Data records
————
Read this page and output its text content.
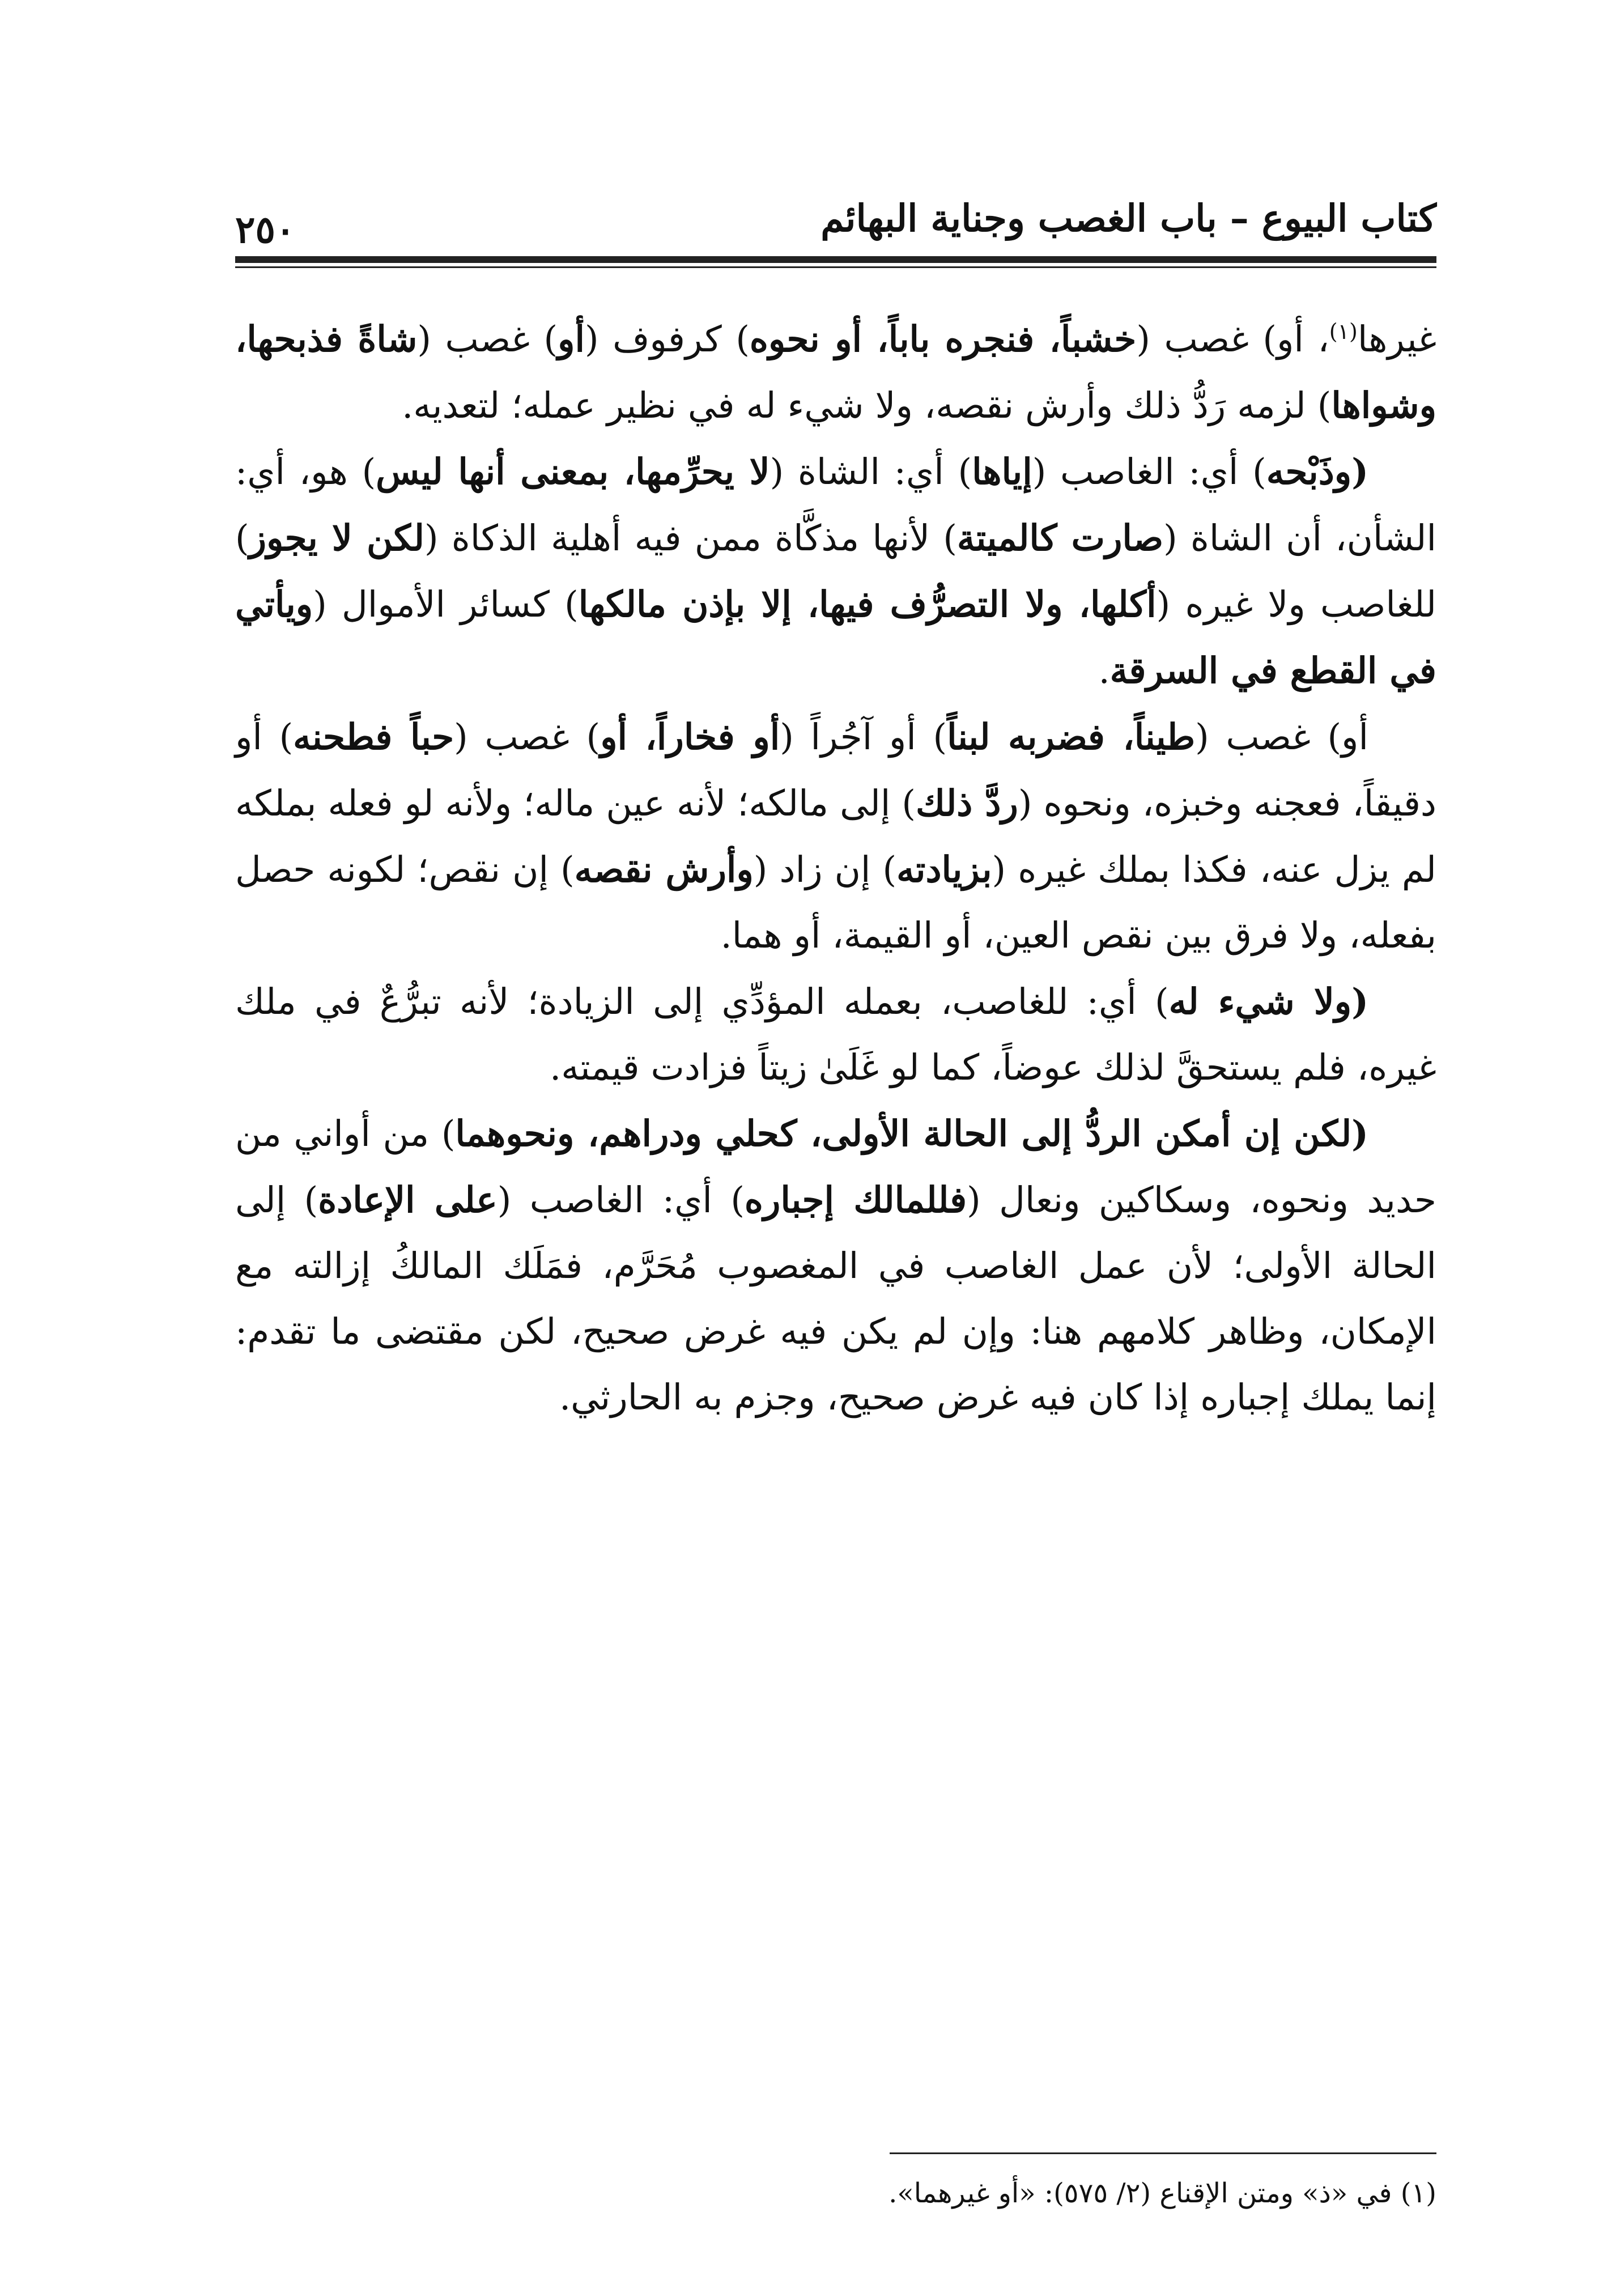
كتاب البيوع – باب الغصب وجناية البهائم
٢٥٠

غيرها$^{(١)}$، أو) غصب (خشباً، فنجره باباً، أو نحوه) كرفوف (أو) غصب (شاةً فذبحها، وشواها) لزمه رَدُّ ذلك وأرش نقصه، ولا شيء له في نظير عمله؛ لتعديه.

(وذَبْحه) أي: الغاصب (إياها) أي: الشاة (لا يحرِّمها، بمعنى أنها ليس) هو، أي: الشأن، أن الشاة (صارت كالميتة) لأنها مذكَّاة ممن فيه أهلية الذكاة (لكن لا يجوز) للغاصب ولا غيره (أكلها، ولا التصرُّف فيها، إلا بإذن مالكها) كسائر الأموال (ويأتي في القطع في السرقة.

أو) غصب (طيناً، فضربه لبناً) أو آجُراً (أو فخاراً، أو) غصب (حباً فطحنه) أو دقيقاً، فعجنه وخبزه، ونحوه (ردَّ ذلك) إلى مالكه؛ لأنه عين ماله؛ ولأنه لو فعله بملكه لم يزل عنه، فكذا بملك غيره (بزيادته) إن زاد (وأرش نقصه) إن نقص؛ لكونه حصل بفعله، ولا فرق بين نقص العين، أو القيمة، أو هما.

(ولا شيء له) أي: للغاصب، بعمله المؤدِّي إلى الزيادة؛ لأنه تبرُّعٌ في ملك غيره، فلم يستحقَّ لذلك عوضاً، كما لو غَلَىٰ زيتاً فزادت قيمته.

(لكن إن أمكن الردُّ إلى الحالة الأولى، كحلي ودراهم، ونحوهما) من أواني من حديد ونحوه، وسكاكين ونعال (فللمالك إجباره) أي: الغاصب (على الإعادة) إلى الحالة الأولى؛ لأن عمل الغاصب في المغصوب مُحَرَّم، فمَلَك المالكُ إزالته مع الإمكان، وظاهر كلامهم هنا: وإن لم يكن فيه غرض صحيح، لكن مقتضى ما تقدم: إنما يملك إجباره إذا كان فيه غرض صحيح، وجزم به الحارثي.

(١) في «ذ» ومتن الإقناع (٢/ ٥٧٥): «أو غيرهما».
————
» Written exercise
Among the entries above, how many lines hold the string "ونحوه"? Give the number by itself.

» Solution for this problem
2